The task:
Give all of the lines again, with nothing added or dropped.

Recorded information:
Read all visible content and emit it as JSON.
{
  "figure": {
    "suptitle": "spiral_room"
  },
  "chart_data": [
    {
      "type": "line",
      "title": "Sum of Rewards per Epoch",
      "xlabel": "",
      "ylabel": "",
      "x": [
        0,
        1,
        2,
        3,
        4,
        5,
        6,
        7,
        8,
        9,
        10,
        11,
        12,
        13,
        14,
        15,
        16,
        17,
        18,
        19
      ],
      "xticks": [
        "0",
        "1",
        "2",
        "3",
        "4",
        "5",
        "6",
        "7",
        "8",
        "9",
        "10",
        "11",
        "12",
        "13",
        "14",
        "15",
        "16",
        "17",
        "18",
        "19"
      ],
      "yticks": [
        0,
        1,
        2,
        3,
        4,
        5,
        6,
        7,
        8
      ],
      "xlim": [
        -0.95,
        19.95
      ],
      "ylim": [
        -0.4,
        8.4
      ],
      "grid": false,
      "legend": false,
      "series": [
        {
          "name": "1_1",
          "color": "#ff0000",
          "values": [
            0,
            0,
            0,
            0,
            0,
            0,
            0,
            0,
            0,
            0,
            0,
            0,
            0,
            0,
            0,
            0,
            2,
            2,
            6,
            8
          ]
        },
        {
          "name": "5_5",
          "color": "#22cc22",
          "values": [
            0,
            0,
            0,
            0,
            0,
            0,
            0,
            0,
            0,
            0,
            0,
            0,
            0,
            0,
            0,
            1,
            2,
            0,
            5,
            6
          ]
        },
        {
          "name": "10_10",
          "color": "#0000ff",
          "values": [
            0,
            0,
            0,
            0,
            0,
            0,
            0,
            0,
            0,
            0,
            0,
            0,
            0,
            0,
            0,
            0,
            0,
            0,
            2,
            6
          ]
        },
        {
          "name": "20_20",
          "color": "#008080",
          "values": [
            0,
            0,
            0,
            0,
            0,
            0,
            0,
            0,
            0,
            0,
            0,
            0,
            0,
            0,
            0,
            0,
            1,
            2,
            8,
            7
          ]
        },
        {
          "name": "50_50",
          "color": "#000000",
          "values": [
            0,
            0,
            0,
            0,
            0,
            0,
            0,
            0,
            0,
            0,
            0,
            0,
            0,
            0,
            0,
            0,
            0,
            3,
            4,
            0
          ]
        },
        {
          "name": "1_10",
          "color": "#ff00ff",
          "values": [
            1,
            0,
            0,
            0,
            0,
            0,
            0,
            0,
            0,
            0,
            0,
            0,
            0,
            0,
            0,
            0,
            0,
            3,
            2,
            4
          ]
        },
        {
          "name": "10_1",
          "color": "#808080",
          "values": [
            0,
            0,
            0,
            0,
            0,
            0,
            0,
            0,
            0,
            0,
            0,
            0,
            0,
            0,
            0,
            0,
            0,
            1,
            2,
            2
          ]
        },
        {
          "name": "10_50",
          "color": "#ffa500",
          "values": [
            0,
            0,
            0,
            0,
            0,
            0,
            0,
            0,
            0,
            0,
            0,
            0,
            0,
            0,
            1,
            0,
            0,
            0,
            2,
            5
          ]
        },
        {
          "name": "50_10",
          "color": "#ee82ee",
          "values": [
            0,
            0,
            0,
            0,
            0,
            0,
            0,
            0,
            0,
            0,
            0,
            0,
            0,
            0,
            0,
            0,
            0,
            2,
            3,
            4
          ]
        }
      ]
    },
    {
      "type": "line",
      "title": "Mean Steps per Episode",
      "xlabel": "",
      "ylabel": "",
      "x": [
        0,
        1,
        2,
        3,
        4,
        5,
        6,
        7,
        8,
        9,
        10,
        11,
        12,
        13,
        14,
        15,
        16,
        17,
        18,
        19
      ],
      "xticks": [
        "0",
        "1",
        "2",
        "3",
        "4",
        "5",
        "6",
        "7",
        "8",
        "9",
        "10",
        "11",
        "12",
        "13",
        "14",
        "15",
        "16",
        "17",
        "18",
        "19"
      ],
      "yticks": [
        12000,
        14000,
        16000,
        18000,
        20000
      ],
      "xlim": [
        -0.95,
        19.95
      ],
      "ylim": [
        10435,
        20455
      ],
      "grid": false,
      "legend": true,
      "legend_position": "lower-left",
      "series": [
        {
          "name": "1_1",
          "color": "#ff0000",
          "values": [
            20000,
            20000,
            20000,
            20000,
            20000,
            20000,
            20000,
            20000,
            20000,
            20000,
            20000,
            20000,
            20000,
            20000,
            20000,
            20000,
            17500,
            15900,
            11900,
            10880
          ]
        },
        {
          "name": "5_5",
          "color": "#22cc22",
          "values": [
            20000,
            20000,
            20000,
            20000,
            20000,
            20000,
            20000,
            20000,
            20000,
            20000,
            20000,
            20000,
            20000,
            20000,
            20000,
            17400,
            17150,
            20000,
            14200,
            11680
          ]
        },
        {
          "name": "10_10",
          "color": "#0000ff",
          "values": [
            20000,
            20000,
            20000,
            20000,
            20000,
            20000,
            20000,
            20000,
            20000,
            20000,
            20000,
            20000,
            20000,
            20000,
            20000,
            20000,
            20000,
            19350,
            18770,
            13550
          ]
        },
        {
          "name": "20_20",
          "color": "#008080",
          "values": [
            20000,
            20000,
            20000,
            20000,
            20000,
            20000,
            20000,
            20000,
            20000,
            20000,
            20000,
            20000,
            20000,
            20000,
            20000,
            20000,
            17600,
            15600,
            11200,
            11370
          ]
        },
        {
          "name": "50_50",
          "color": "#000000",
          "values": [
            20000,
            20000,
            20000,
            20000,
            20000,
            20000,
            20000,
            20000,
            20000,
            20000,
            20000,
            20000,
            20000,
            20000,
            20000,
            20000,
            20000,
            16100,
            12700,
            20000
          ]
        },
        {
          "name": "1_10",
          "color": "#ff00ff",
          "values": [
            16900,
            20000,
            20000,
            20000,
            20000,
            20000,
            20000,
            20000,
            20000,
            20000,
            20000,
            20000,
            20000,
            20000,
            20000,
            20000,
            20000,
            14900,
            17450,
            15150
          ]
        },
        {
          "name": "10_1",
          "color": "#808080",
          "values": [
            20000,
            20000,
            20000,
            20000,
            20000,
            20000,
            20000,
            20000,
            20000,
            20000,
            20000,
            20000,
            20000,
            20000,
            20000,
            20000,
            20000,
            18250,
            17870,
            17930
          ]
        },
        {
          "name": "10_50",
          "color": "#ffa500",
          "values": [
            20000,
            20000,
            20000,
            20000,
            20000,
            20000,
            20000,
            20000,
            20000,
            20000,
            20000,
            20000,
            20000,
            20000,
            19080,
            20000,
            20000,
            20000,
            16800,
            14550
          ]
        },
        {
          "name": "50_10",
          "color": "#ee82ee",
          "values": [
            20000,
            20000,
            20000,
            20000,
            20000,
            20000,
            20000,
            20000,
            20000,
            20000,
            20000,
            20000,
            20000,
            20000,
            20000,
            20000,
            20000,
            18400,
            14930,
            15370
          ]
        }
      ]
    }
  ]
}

Solution to this task:
Read all visible content and emit it as JSON.
{
  "figure": {
    "suptitle": "spiral_room"
  },
  "chart_data": [
    {
      "type": "line",
      "title": "Sum of Rewards per Epoch",
      "xlabel": "",
      "ylabel": "",
      "x": [
        0,
        1,
        2,
        3,
        4,
        5,
        6,
        7,
        8,
        9,
        10,
        11,
        12,
        13,
        14,
        15,
        16,
        17,
        18,
        19
      ],
      "xticks": [
        "0",
        "1",
        "2",
        "3",
        "4",
        "5",
        "6",
        "7",
        "8",
        "9",
        "10",
        "11",
        "12",
        "13",
        "14",
        "15",
        "16",
        "17",
        "18",
        "19"
      ],
      "yticks": [
        0,
        1,
        2,
        3,
        4,
        5,
        6,
        7,
        8
      ],
      "xlim": [
        -0.95,
        19.95
      ],
      "ylim": [
        -0.4,
        8.4
      ],
      "grid": false,
      "legend": false,
      "series": [
        {
          "name": "1_1",
          "color": "#ff0000",
          "values": [
            0,
            0,
            0,
            0,
            0,
            0,
            0,
            0,
            0,
            0,
            0,
            0,
            0,
            0,
            0,
            0,
            2,
            2,
            6,
            8
          ]
        },
        {
          "name": "5_5",
          "color": "#22cc22",
          "values": [
            0,
            0,
            0,
            0,
            0,
            0,
            0,
            0,
            0,
            0,
            0,
            0,
            0,
            0,
            0,
            1,
            2,
            0,
            5,
            6
          ]
        },
        {
          "name": "10_10",
          "color": "#0000ff",
          "values": [
            0,
            0,
            0,
            0,
            0,
            0,
            0,
            0,
            0,
            0,
            0,
            0,
            0,
            0,
            0,
            0,
            0,
            0,
            2,
            6
          ]
        },
        {
          "name": "20_20",
          "color": "#008080",
          "values": [
            0,
            0,
            0,
            0,
            0,
            0,
            0,
            0,
            0,
            0,
            0,
            0,
            0,
            0,
            0,
            0,
            1,
            2,
            8,
            7
          ]
        },
        {
          "name": "50_50",
          "color": "#000000",
          "values": [
            0,
            0,
            0,
            0,
            0,
            0,
            0,
            0,
            0,
            0,
            0,
            0,
            0,
            0,
            0,
            0,
            0,
            3,
            4,
            0
          ]
        },
        {
          "name": "1_10",
          "color": "#ff00ff",
          "values": [
            1,
            0,
            0,
            0,
            0,
            0,
            0,
            0,
            0,
            0,
            0,
            0,
            0,
            0,
            0,
            0,
            0,
            3,
            2,
            4
          ]
        },
        {
          "name": "10_1",
          "color": "#808080",
          "values": [
            0,
            0,
            0,
            0,
            0,
            0,
            0,
            0,
            0,
            0,
            0,
            0,
            0,
            0,
            0,
            0,
            0,
            1,
            2,
            2
          ]
        },
        {
          "name": "10_50",
          "color": "#ffa500",
          "values": [
            0,
            0,
            0,
            0,
            0,
            0,
            0,
            0,
            0,
            0,
            0,
            0,
            0,
            0,
            1,
            0,
            0,
            0,
            2,
            5
          ]
        },
        {
          "name": "50_10",
          "color": "#ee82ee",
          "values": [
            0,
            0,
            0,
            0,
            0,
            0,
            0,
            0,
            0,
            0,
            0,
            0,
            0,
            0,
            0,
            0,
            0,
            2,
            3,
            4
          ]
        }
      ]
    },
    {
      "type": "line",
      "title": "Mean Steps per Episode",
      "xlabel": "",
      "ylabel": "",
      "x": [
        0,
        1,
        2,
        3,
        4,
        5,
        6,
        7,
        8,
        9,
        10,
        11,
        12,
        13,
        14,
        15,
        16,
        17,
        18,
        19
      ],
      "xticks": [
        "0",
        "1",
        "2",
        "3",
        "4",
        "5",
        "6",
        "7",
        "8",
        "9",
        "10",
        "11",
        "12",
        "13",
        "14",
        "15",
        "16",
        "17",
        "18",
        "19"
      ],
      "yticks": [
        12000,
        14000,
        16000,
        18000,
        20000
      ],
      "xlim": [
        -0.95,
        19.95
      ],
      "ylim": [
        10435,
        20455
      ],
      "grid": false,
      "legend": true,
      "legend_position": "lower-left",
      "series": [
        {
          "name": "1_1",
          "color": "#ff0000",
          "values": [
            20000,
            20000,
            20000,
            20000,
            20000,
            20000,
            20000,
            20000,
            20000,
            20000,
            20000,
            20000,
            20000,
            20000,
            20000,
            20000,
            17500,
            15900,
            11900,
            10880
          ]
        },
        {
          "name": "5_5",
          "color": "#22cc22",
          "values": [
            20000,
            20000,
            20000,
            20000,
            20000,
            20000,
            20000,
            20000,
            20000,
            20000,
            20000,
            20000,
            20000,
            20000,
            20000,
            17400,
            17150,
            20000,
            14200,
            11680
          ]
        },
        {
          "name": "10_10",
          "color": "#0000ff",
          "values": [
            20000,
            20000,
            20000,
            20000,
            20000,
            20000,
            20000,
            20000,
            20000,
            20000,
            20000,
            20000,
            20000,
            20000,
            20000,
            20000,
            20000,
            19350,
            18770,
            13550
          ]
        },
        {
          "name": "20_20",
          "color": "#008080",
          "values": [
            20000,
            20000,
            20000,
            20000,
            20000,
            20000,
            20000,
            20000,
            20000,
            20000,
            20000,
            20000,
            20000,
            20000,
            20000,
            20000,
            17600,
            15600,
            11200,
            11370
          ]
        },
        {
          "name": "50_50",
          "color": "#000000",
          "values": [
            20000,
            20000,
            20000,
            20000,
            20000,
            20000,
            20000,
            20000,
            20000,
            20000,
            20000,
            20000,
            20000,
            20000,
            20000,
            20000,
            20000,
            16100,
            12700,
            20000
          ]
        },
        {
          "name": "1_10",
          "color": "#ff00ff",
          "values": [
            16900,
            20000,
            20000,
            20000,
            20000,
            20000,
            20000,
            20000,
            20000,
            20000,
            20000,
            20000,
            20000,
            20000,
            20000,
            20000,
            20000,
            14900,
            17450,
            15150
          ]
        },
        {
          "name": "10_1",
          "color": "#808080",
          "values": [
            20000,
            20000,
            20000,
            20000,
            20000,
            20000,
            20000,
            20000,
            20000,
            20000,
            20000,
            20000,
            20000,
            20000,
            20000,
            20000,
            20000,
            18250,
            17870,
            17930
          ]
        },
        {
          "name": "10_50",
          "color": "#ffa500",
          "values": [
            20000,
            20000,
            20000,
            20000,
            20000,
            20000,
            20000,
            20000,
            20000,
            20000,
            20000,
            20000,
            20000,
            20000,
            19080,
            20000,
            20000,
            20000,
            16800,
            14550
          ]
        },
        {
          "name": "50_10",
          "color": "#ee82ee",
          "values": [
            20000,
            20000,
            20000,
            20000,
            20000,
            20000,
            20000,
            20000,
            20000,
            20000,
            20000,
            20000,
            20000,
            20000,
            20000,
            20000,
            20000,
            18400,
            14930,
            15370
          ]
        }
      ]
    }
  ]
}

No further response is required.